- Task directions -
Can you quote the lines below exactly, starting at the line with "Output a JSON" and going through the last one?

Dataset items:
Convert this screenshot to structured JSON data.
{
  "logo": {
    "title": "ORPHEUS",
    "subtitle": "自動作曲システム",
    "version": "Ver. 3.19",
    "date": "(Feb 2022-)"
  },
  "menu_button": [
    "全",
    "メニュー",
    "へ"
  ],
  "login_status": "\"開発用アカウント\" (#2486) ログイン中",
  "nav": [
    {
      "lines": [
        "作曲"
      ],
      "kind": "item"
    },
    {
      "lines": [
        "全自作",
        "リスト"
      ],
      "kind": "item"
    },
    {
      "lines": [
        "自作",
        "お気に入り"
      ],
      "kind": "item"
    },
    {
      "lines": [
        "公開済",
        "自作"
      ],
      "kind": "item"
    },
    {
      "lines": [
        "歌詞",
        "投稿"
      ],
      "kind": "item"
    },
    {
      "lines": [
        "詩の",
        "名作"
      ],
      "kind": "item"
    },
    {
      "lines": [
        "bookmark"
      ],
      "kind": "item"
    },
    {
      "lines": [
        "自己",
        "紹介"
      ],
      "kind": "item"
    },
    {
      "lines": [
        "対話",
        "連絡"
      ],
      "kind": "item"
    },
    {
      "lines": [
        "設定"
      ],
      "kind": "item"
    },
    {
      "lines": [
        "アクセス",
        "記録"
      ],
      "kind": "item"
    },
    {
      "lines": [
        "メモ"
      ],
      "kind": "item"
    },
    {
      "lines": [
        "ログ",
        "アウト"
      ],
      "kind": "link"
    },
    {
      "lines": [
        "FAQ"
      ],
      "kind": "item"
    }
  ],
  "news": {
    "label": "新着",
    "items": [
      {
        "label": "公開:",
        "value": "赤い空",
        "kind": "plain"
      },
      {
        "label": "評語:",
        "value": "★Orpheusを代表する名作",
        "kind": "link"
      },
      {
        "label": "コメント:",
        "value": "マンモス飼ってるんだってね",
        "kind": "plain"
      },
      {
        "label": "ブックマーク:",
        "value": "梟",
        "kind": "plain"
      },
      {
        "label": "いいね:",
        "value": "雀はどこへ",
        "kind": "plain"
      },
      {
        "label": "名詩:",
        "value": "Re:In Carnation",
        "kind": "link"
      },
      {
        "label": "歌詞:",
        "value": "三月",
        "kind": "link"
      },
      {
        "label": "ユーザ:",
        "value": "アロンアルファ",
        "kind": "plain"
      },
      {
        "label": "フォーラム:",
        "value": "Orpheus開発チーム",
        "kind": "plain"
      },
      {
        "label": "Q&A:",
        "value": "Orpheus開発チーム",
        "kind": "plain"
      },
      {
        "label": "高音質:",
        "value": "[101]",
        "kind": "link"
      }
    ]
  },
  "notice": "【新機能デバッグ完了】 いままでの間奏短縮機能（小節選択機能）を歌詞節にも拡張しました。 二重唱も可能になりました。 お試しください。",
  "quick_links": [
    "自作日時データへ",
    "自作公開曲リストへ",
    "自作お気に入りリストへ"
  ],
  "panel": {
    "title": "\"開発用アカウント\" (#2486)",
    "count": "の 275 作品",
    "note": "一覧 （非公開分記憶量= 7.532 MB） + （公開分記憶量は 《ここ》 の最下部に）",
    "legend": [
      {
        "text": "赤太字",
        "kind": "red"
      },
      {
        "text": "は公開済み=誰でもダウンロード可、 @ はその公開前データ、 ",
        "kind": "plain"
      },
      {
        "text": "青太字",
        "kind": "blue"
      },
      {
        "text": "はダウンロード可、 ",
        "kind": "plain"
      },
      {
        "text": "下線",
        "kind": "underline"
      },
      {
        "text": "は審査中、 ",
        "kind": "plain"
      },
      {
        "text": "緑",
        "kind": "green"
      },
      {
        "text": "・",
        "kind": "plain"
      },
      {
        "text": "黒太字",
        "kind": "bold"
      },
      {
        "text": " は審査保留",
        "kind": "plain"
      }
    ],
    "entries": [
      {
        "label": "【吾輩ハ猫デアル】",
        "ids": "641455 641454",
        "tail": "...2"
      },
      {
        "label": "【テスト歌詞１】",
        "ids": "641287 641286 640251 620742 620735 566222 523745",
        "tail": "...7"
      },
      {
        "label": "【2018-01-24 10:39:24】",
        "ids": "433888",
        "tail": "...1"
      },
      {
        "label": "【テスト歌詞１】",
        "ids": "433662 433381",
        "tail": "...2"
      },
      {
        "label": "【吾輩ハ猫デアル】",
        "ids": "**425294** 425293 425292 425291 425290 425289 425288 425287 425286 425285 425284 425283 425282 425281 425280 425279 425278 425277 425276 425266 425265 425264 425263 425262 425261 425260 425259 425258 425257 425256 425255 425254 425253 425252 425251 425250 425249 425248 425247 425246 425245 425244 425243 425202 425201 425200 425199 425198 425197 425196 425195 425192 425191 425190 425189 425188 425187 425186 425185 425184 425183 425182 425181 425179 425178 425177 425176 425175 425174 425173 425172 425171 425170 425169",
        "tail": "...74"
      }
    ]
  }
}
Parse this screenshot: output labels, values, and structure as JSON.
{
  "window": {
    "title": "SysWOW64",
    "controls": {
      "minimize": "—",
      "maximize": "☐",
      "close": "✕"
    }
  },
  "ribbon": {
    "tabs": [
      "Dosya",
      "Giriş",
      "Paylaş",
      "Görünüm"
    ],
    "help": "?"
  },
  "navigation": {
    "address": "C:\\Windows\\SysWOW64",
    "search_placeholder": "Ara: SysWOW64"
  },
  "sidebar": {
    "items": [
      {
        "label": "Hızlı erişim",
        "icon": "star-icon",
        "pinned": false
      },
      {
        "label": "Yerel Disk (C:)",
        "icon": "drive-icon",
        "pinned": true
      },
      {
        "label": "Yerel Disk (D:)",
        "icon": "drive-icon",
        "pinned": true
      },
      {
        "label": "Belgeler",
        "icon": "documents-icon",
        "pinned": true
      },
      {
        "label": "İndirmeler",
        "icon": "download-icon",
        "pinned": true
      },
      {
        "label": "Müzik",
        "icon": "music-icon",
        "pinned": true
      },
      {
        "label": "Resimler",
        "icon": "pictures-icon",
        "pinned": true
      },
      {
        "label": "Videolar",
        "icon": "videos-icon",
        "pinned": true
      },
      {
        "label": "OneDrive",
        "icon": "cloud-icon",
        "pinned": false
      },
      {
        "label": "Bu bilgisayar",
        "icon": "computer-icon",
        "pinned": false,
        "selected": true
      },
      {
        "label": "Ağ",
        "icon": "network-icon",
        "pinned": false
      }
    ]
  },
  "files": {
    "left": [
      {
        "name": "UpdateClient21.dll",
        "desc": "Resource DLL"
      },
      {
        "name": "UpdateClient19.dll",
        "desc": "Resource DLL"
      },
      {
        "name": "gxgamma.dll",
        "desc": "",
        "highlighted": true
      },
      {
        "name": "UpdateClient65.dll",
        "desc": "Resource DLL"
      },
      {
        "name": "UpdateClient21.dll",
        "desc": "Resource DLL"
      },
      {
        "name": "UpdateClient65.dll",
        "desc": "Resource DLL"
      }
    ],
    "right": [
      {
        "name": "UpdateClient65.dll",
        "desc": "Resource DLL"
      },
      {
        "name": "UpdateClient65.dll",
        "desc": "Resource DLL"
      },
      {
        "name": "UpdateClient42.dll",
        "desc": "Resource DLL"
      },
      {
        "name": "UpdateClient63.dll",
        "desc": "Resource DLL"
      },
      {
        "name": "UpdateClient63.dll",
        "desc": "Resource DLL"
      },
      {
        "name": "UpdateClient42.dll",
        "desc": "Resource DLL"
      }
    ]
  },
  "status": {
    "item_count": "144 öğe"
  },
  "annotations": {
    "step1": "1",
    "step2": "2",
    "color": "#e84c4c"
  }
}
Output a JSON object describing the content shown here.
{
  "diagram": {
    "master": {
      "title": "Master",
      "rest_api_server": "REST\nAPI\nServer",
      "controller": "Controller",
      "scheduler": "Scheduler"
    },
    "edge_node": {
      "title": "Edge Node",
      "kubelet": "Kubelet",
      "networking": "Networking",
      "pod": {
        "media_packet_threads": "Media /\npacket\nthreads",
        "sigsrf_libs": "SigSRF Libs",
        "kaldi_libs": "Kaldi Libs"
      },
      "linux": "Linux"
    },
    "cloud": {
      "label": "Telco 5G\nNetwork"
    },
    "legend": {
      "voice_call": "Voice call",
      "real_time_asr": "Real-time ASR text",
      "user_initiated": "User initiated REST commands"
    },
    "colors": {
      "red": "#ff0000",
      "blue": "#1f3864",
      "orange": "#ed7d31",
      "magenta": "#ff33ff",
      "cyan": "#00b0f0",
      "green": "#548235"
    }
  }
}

- Response to this exercise -
Output a JSON object describing the content shown here.
{
  "diagram": {
    "master": {
      "title": "Master",
      "rest_api_server": "REST\nAPI\nServer",
      "controller": "Controller",
      "scheduler": "Scheduler"
    },
    "edge_node": {
      "title": "Edge Node",
      "kubelet": "Kubelet",
      "networking": "Networking",
      "pod": {
        "media_packet_threads": "Media /\npacket\nthreads",
        "sigsrf_libs": "SigSRF Libs",
        "kaldi_libs": "Kaldi Libs"
      },
      "linux": "Linux"
    },
    "cloud": {
      "label": "Telco 5G\nNetwork"
    },
    "legend": {
      "voice_call": "Voice call",
      "real_time_asr": "Real-time ASR text",
      "user_initiated": "User initiated REST commands"
    },
    "colors": {
      "red": "#ff0000",
      "blue": "#1f3864",
      "orange": "#ed7d31",
      "magenta": "#ff33ff",
      "cyan": "#00b0f0",
      "green": "#548235"
    }
  }
}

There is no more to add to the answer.